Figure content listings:
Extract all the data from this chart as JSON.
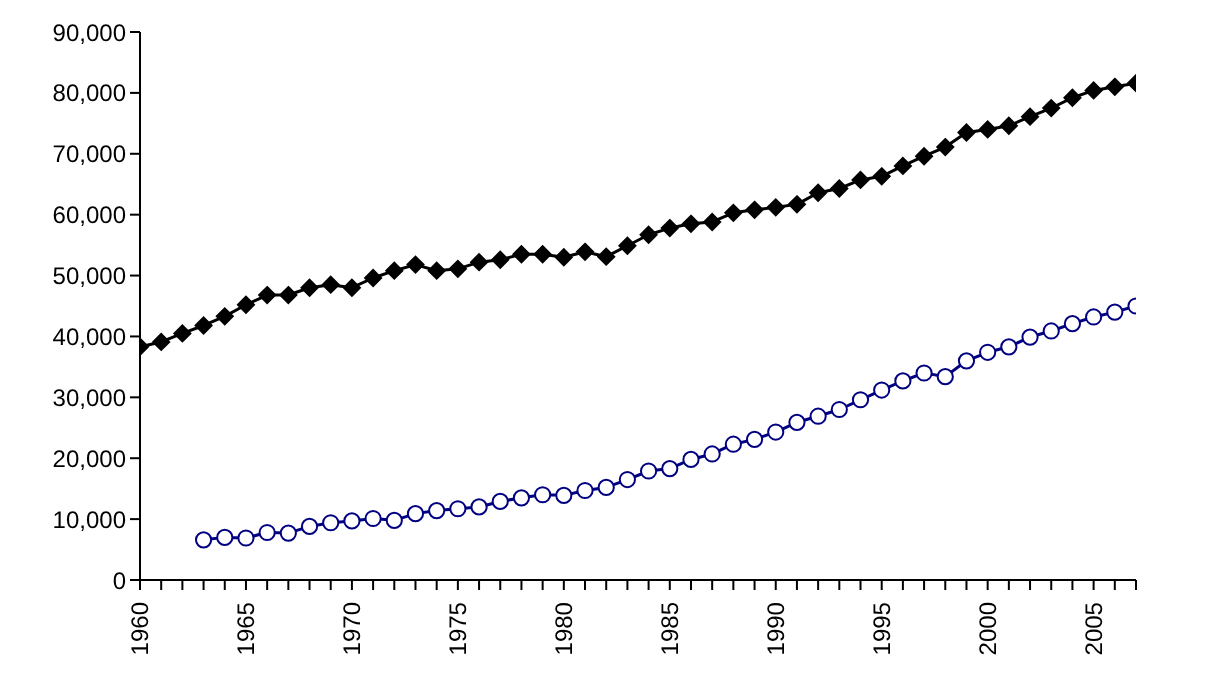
{
  "chart_data": {
    "type": "line",
    "x": [
      1960,
      1961,
      1962,
      1963,
      1964,
      1965,
      1966,
      1967,
      1968,
      1969,
      1970,
      1971,
      1972,
      1973,
      1974,
      1975,
      1976,
      1977,
      1978,
      1979,
      1980,
      1981,
      1982,
      1983,
      1984,
      1985,
      1986,
      1987,
      1988,
      1989,
      1990,
      1991,
      1992,
      1993,
      1994,
      1995,
      1996,
      1997,
      1998,
      1999,
      2000,
      2001,
      2002,
      2003,
      2004,
      2005,
      2006,
      2007
    ],
    "series": [
      {
        "color": "#000000",
        "marker": "diamond",
        "values": [
          38300,
          39100,
          40500,
          41800,
          43300,
          45200,
          46800,
          46800,
          48000,
          48500,
          48000,
          49600,
          50800,
          51800,
          50800,
          51100,
          52200,
          52600,
          53500,
          53500,
          53000,
          53900,
          53100,
          54900,
          56700,
          57800,
          58500,
          58800,
          60300,
          60800,
          61200,
          61700,
          63600,
          64300,
          65700,
          66300,
          68000,
          69600,
          71100,
          73500,
          74000,
          74600,
          76100,
          77500,
          79200,
          80400,
          81000,
          81600
        ]
      },
      {
        "color": "#000080",
        "marker": "circle",
        "values": [
          null,
          null,
          null,
          6600,
          7000,
          6900,
          7800,
          7700,
          8800,
          9400,
          9700,
          10100,
          9800,
          10900,
          11400,
          11700,
          12000,
          12900,
          13500,
          14000,
          13900,
          14700,
          15200,
          16500,
          17900,
          18300,
          19800,
          20700,
          22300,
          23100,
          24300,
          25900,
          26900,
          28000,
          29600,
          31200,
          32700,
          34000,
          33400,
          36000,
          37400,
          38300,
          39900,
          40900,
          42100,
          43200,
          44000,
          45000
        ]
      }
    ],
    "xlim": [
      1960,
      2007
    ],
    "xticks": [
      {
        "value": 1960,
        "label": "1960"
      },
      {
        "value": 1961,
        "label": null
      },
      {
        "value": 1962,
        "label": null
      },
      {
        "value": 1963,
        "label": null
      },
      {
        "value": 1964,
        "label": null
      },
      {
        "value": 1965,
        "label": "1965"
      },
      {
        "value": 1966,
        "label": null
      },
      {
        "value": 1967,
        "label": null
      },
      {
        "value": 1968,
        "label": null
      },
      {
        "value": 1969,
        "label": null
      },
      {
        "value": 1970,
        "label": "1970"
      },
      {
        "value": 1971,
        "label": null
      },
      {
        "value": 1972,
        "label": null
      },
      {
        "value": 1973,
        "label": null
      },
      {
        "value": 1974,
        "label": null
      },
      {
        "value": 1975,
        "label": "1975"
      },
      {
        "value": 1976,
        "label": null
      },
      {
        "value": 1977,
        "label": null
      },
      {
        "value": 1978,
        "label": null
      },
      {
        "value": 1979,
        "label": null
      },
      {
        "value": 1980,
        "label": "1980"
      },
      {
        "value": 1981,
        "label": null
      },
      {
        "value": 1982,
        "label": null
      },
      {
        "value": 1983,
        "label": null
      },
      {
        "value": 1984,
        "label": null
      },
      {
        "value": 1985,
        "label": "1985"
      },
      {
        "value": 1986,
        "label": null
      },
      {
        "value": 1987,
        "label": null
      },
      {
        "value": 1988,
        "label": null
      },
      {
        "value": 1989,
        "label": null
      },
      {
        "value": 1990,
        "label": "1990"
      },
      {
        "value": 1991,
        "label": null
      },
      {
        "value": 1992,
        "label": null
      },
      {
        "value": 1993,
        "label": null
      },
      {
        "value": 1994,
        "label": null
      },
      {
        "value": 1995,
        "label": "1995"
      },
      {
        "value": 1996,
        "label": null
      },
      {
        "value": 1997,
        "label": null
      },
      {
        "value": 1998,
        "label": null
      },
      {
        "value": 1999,
        "label": null
      },
      {
        "value": 2000,
        "label": "2000"
      },
      {
        "value": 2001,
        "label": null
      },
      {
        "value": 2002,
        "label": null
      },
      {
        "value": 2003,
        "label": null
      },
      {
        "value": 2004,
        "label": null
      },
      {
        "value": 2005,
        "label": "2005"
      },
      {
        "value": 2006,
        "label": null
      },
      {
        "value": 2007,
        "label": null
      }
    ],
    "ylim": [
      0,
      90000
    ],
    "yticks": [
      0,
      {
        "value": 10000,
        "label": "10,000"
      },
      {
        "value": 20000,
        "label": "20,000"
      },
      {
        "value": 30000,
        "label": "30,000"
      },
      {
        "value": 40000,
        "label": "40,000"
      },
      {
        "value": 50000,
        "label": "50,000"
      },
      {
        "value": 60000,
        "label": "60,000"
      },
      {
        "value": 70000,
        "label": "70,000"
      },
      {
        "value": 80000,
        "label": "80,000"
      },
      {
        "value": 90000,
        "label": "90,000"
      }
    ],
    "marker": "circle",
    "line_style": "solid",
    "grid": false,
    "legend": false
  }
}
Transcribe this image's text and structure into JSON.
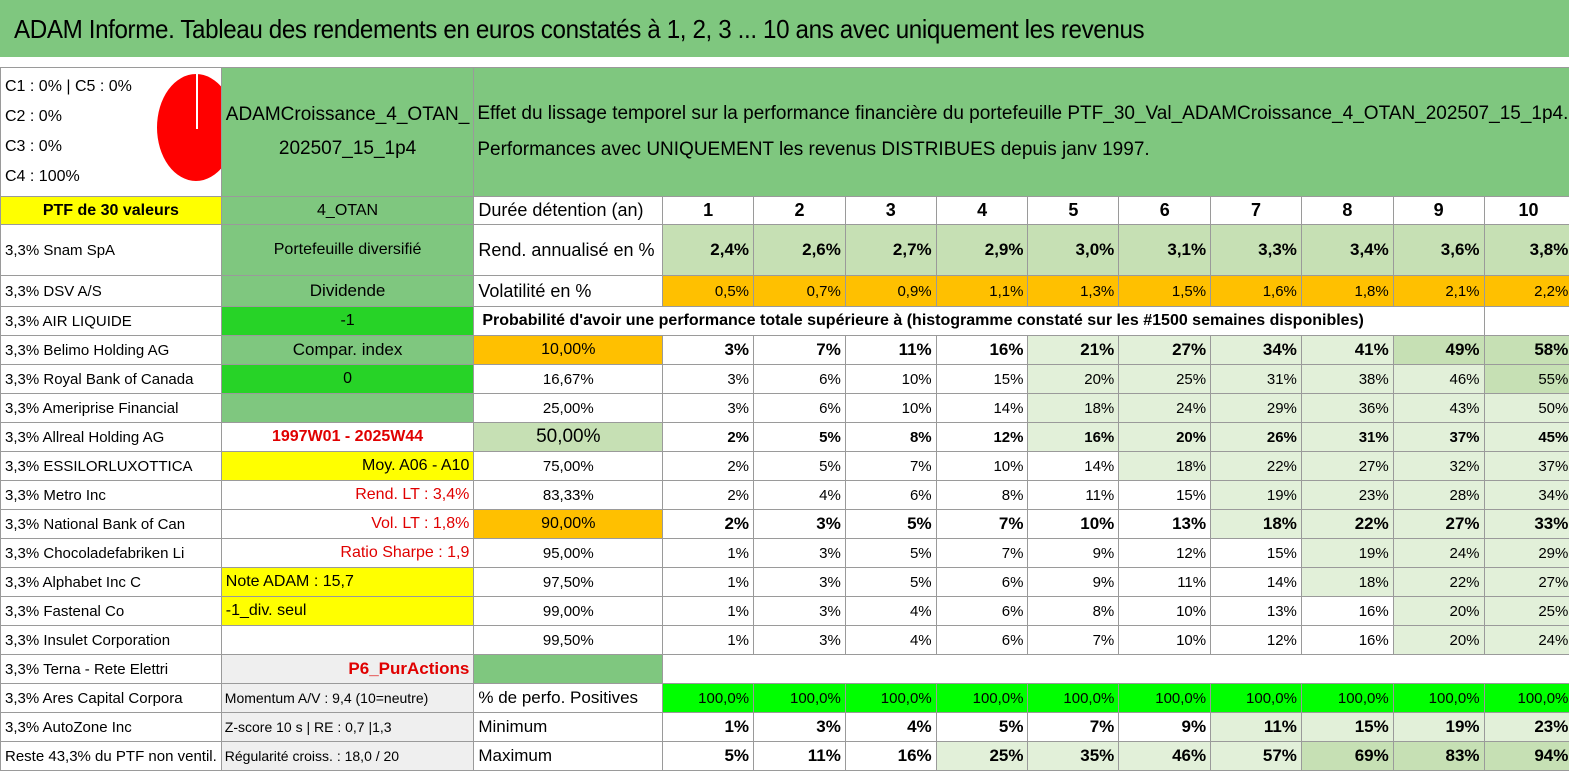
{
  "title": "ADAM Informe. Tableau des rendements en euros constatés à 1, 2, 3 ... 10 ans avec uniquement les revenus",
  "colors": {
    "header_green": "#7fc77f",
    "yellow": "#ffff00",
    "bright_green": "#27d327",
    "orange": "#ffc000",
    "pie_red": "#ff0000"
  },
  "legend": {
    "line1": "C1 : 0% | C5 : 0%",
    "line2": "C2 : 0%",
    "line3": "C3 : 0%",
    "line4": "C4 : 100%"
  },
  "portfolio": {
    "name": "ADAMCroissance_4_OTAN_202507_15_1p4",
    "name_line1": "ADAMCroissance_4_OTAN_",
    "name_line2": "202507_15_1p4",
    "description_line1": "Effet du lissage temporel sur la performance financière du portefeuille PTF_30_Val_ADAMCroissance_4_OTAN_202507_15_1p4.",
    "description_line2": "Performances avec UNIQUEMENT les revenus DISTRIBUES depuis janv 1997.",
    "count_label": "PTF de 30 valeurs",
    "code": "4_OTAN"
  },
  "headers": {
    "duration_label": "Durée détention (an)",
    "years": [
      "1",
      "2",
      "3",
      "4",
      "5",
      "6",
      "7",
      "8",
      "9",
      "10"
    ]
  },
  "returns": {
    "label": "Rend. annualisé en %",
    "values": [
      "2,4%",
      "2,6%",
      "2,7%",
      "2,9%",
      "3,0%",
      "3,1%",
      "3,3%",
      "3,4%",
      "3,6%",
      "3,8%"
    ]
  },
  "volatility": {
    "label": "Volatilité en %",
    "values": [
      "0,5%",
      "0,7%",
      "0,9%",
      "1,1%",
      "1,3%",
      "1,5%",
      "1,6%",
      "1,8%",
      "2,1%",
      "2,2%"
    ]
  },
  "probability_title": "Probabilité d'avoir une performance totale supérieure à (histogramme constaté sur les #1500 semaines disponibles)",
  "middle": {
    "diversified": "Portefeuille diversifié",
    "dividend": "Dividende",
    "minus_one": "-1",
    "compar_index": "Compar. index",
    "zero": "0",
    "period": "1997W01 - 2025W44",
    "moy": "Moy. A06 - A10",
    "rend_lt": "Rend. LT : 3,4%",
    "vol_lt": "Vol. LT : 1,8%",
    "sharpe": "Ratio Sharpe : 1,9",
    "note": "Note ADAM : 15,7",
    "div_seul": "-1_div. seul",
    "p6": "P6_PurActions",
    "momentum": "Momentum A/V : 9,4 (10=neutre)",
    "zscore": "Z-score 10 s | RE : 0,7 |1,3",
    "regularite": "Régularité croiss. : 18,0 / 20"
  },
  "holdings": [
    "3,3% Snam SpA",
    "3,3% DSV A/S",
    "3,3% AIR LIQUIDE",
    "3,3% Belimo Holding AG",
    "3,3% Royal Bank of Canada",
    "3,3% Ameriprise Financial",
    "3,3% Allreal Holding AG",
    "3,3% ESSILORLUXOTTICA",
    "3,3% Metro Inc",
    "3,3% National Bank of Can",
    "3,3% Chocoladefabriken Li",
    "3,3% Alphabet Inc C",
    "3,3% Fastenal Co",
    "3,3% Insulet Corporation",
    "3,3% Terna - Rete Elettri",
    "3,3% Ares Capital Corpora",
    "3,3% AutoZone Inc",
    "Reste 43,3% du PTF non ventil."
  ],
  "probabilities": [
    {
      "threshold": "10,00%",
      "values": [
        "3%",
        "7%",
        "11%",
        "16%",
        "21%",
        "27%",
        "34%",
        "41%",
        "49%",
        "58%"
      ]
    },
    {
      "threshold": "16,67%",
      "values": [
        "3%",
        "6%",
        "10%",
        "15%",
        "20%",
        "25%",
        "31%",
        "38%",
        "46%",
        "55%"
      ]
    },
    {
      "threshold": "25,00%",
      "values": [
        "3%",
        "6%",
        "10%",
        "14%",
        "18%",
        "24%",
        "29%",
        "36%",
        "43%",
        "50%"
      ]
    },
    {
      "threshold": "50,00%",
      "values": [
        "2%",
        "5%",
        "8%",
        "12%",
        "16%",
        "20%",
        "26%",
        "31%",
        "37%",
        "45%"
      ]
    },
    {
      "threshold": "75,00%",
      "values": [
        "2%",
        "5%",
        "7%",
        "10%",
        "14%",
        "18%",
        "22%",
        "27%",
        "32%",
        "37%"
      ]
    },
    {
      "threshold": "83,33%",
      "values": [
        "2%",
        "4%",
        "6%",
        "8%",
        "11%",
        "15%",
        "19%",
        "23%",
        "28%",
        "34%"
      ]
    },
    {
      "threshold": "90,00%",
      "values": [
        "2%",
        "3%",
        "5%",
        "7%",
        "10%",
        "13%",
        "18%",
        "22%",
        "27%",
        "33%"
      ]
    },
    {
      "threshold": "95,00%",
      "values": [
        "1%",
        "3%",
        "5%",
        "7%",
        "9%",
        "12%",
        "15%",
        "19%",
        "24%",
        "29%"
      ]
    },
    {
      "threshold": "97,50%",
      "values": [
        "1%",
        "3%",
        "5%",
        "6%",
        "9%",
        "11%",
        "14%",
        "18%",
        "22%",
        "27%"
      ]
    },
    {
      "threshold": "99,00%",
      "values": [
        "1%",
        "3%",
        "4%",
        "6%",
        "8%",
        "10%",
        "13%",
        "16%",
        "20%",
        "25%"
      ]
    },
    {
      "threshold": "99,50%",
      "values": [
        "1%",
        "3%",
        "4%",
        "6%",
        "7%",
        "10%",
        "12%",
        "16%",
        "20%",
        "24%"
      ]
    }
  ],
  "positives": {
    "label": "% de perfo. Positives",
    "values": [
      "100,0%",
      "100,0%",
      "100,0%",
      "100,0%",
      "100,0%",
      "100,0%",
      "100,0%",
      "100,0%",
      "100,0%",
      "100,0%"
    ]
  },
  "minimum": {
    "label": "Minimum",
    "values": [
      "1%",
      "3%",
      "4%",
      "5%",
      "7%",
      "9%",
      "11%",
      "15%",
      "19%",
      "23%"
    ]
  },
  "maximum": {
    "label": "Maximum",
    "values": [
      "5%",
      "11%",
      "16%",
      "25%",
      "35%",
      "46%",
      "57%",
      "69%",
      "83%",
      "94%"
    ]
  }
}
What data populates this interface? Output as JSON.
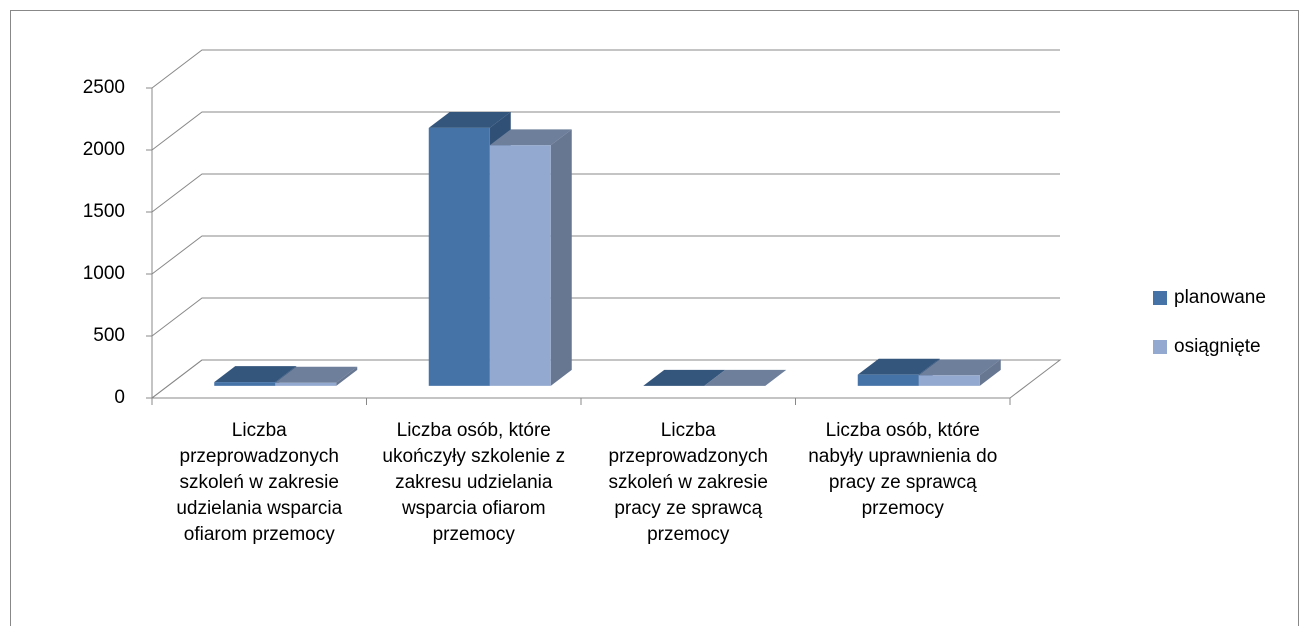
{
  "chart_data": {
    "type": "bar3d",
    "categories": [
      "Liczba przeprowadzonych szkoleń w zakresie udzielania wsparcia ofiarom przemocy",
      "Liczba osób, które ukończyły szkolenie z zakresu udzielania wsparcia ofiarom przemocy",
      "Liczba przeprowadzonych szkoleń w zakresie pracy ze sprawcą przemocy",
      "Liczba osób, które nabyły uprawnienia do pracy ze sprawcą przemocy"
    ],
    "series": [
      {
        "name": "planowane",
        "color": "#4572a7",
        "values": [
          30,
          2080,
          0,
          90
        ]
      },
      {
        "name": "osiągnięte",
        "color": "#93a9cf",
        "values": [
          25,
          1940,
          0,
          85
        ]
      }
    ],
    "ylim": [
      0,
      2500
    ],
    "yticks": [
      0,
      500,
      1000,
      1500,
      2000,
      2500
    ],
    "grid": true,
    "legend": "right"
  }
}
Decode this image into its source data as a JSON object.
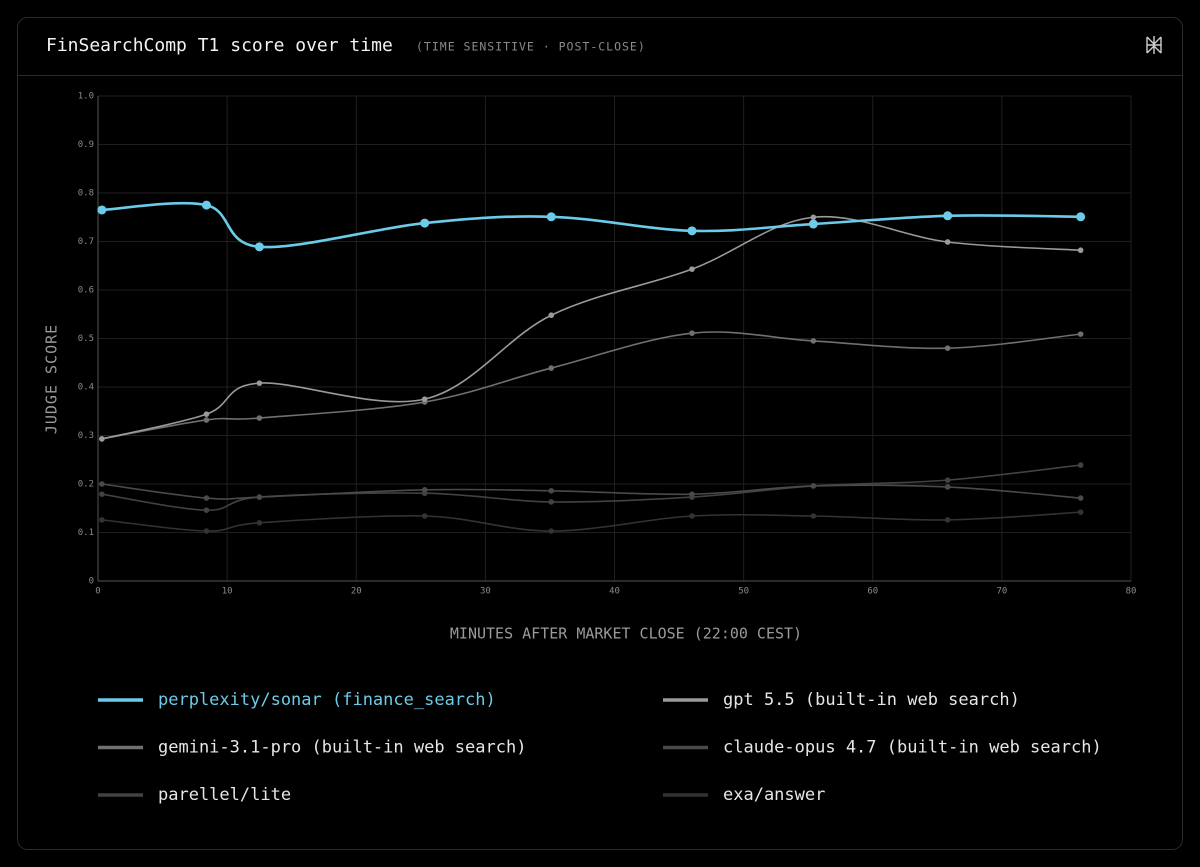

Your objective
Find the lines containing "osób" and list every one of them.

Final result
      "Liczba osób, które ukończyły szkolenie z zakresu udzielania wsparcia ofiarom przemocy",
      "Liczba osób, które nabyły uprawnienia do pracy ze sprawcą przemocy"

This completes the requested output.